Emilie Repusseau donne quant
à elle une estimation plus basse des fermetures : « je pense qu’environ
200 centres vont fermer, y compris des centres qui fonctionnaient bien ». Comme Renault et Stellantis
ont annoncé « vouloir signer avec un centre VHU sur deux, toute la
question est de savoir si l’éco-organisme aura la capacité de prendre en charge
les autres marques », continue-t-elle.
À la FNA, « on trouve
dommage de laisser un constructeur décider s’il signe ou non avec un
centre ». Le « constructeur a surtout besoin d’un réseau de
collecte » de véhicules hors d’usage pour remplir des objectifs de
recyclage et il « n’a pas forcément besoin de beaucoup de centres par
départements ». Pourtant, il s’agit de « centres
agréés par des préfectures, qui fonctionnent très bien, sont implantés dans
leurs territoires et ont de bonnes relations avec les particuliers et les
professionnels ». Cela « risque d’être
compliqué pour les petits centres VHU », précise Émilie Repusseau.
Lutter
contre la filière illégale
L’objectif de la loi Agec est
aussi de lutter contre la filière illégale. Selon l’Ademe, entre 300 000
et 500 000 véhicules sur les 1,3 million voués à la destruction partent chaque
année dans la filière illégale, soit entre 30% et 40%. « Il s’agit
souvent de véhicules ‘poubelles’ qui embarquent par bateaux depuis Anvers en
Belgique pour être revendus en Afrique, après avoir été rachetés généralement
une centaine d’euros par un concessionnaire »,
explique Jean-Pierre Labonne.
Un autre débouché de la
filière (moins important) sont les « affichettes dans la rue »

== Segment de données ==
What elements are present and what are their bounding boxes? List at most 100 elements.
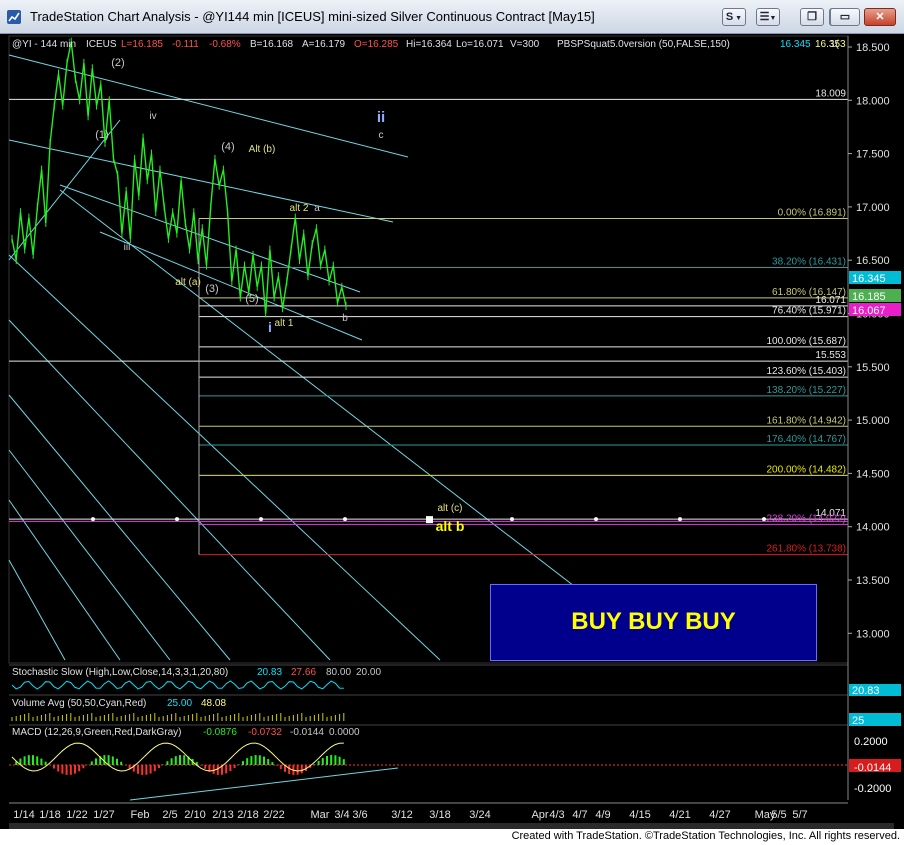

== Exercices à traiter ==
**1.** D'après l'extrait, combien de centres VHU Emilie Repusseau estime-t-elle voués à fermer ?
**2.** Expliquez, à l'aide de l'extrait, pourquoi se pose la question de la capacité de l'éco-organisme à prendre en charge les autres marques.
Ce matériel provient d'une autre source que l'extrait.

== Corrigés des exercices ==
**1.** Environ 200 centres, y compris des centres qui fonctionnaient bien.

**2.** Renault et Stellantis ont annoncé vouloir signer avec un centre VHU sur deux. Il faut donc savoir si l'éco-organisme pourra prendre en charge les autres marques.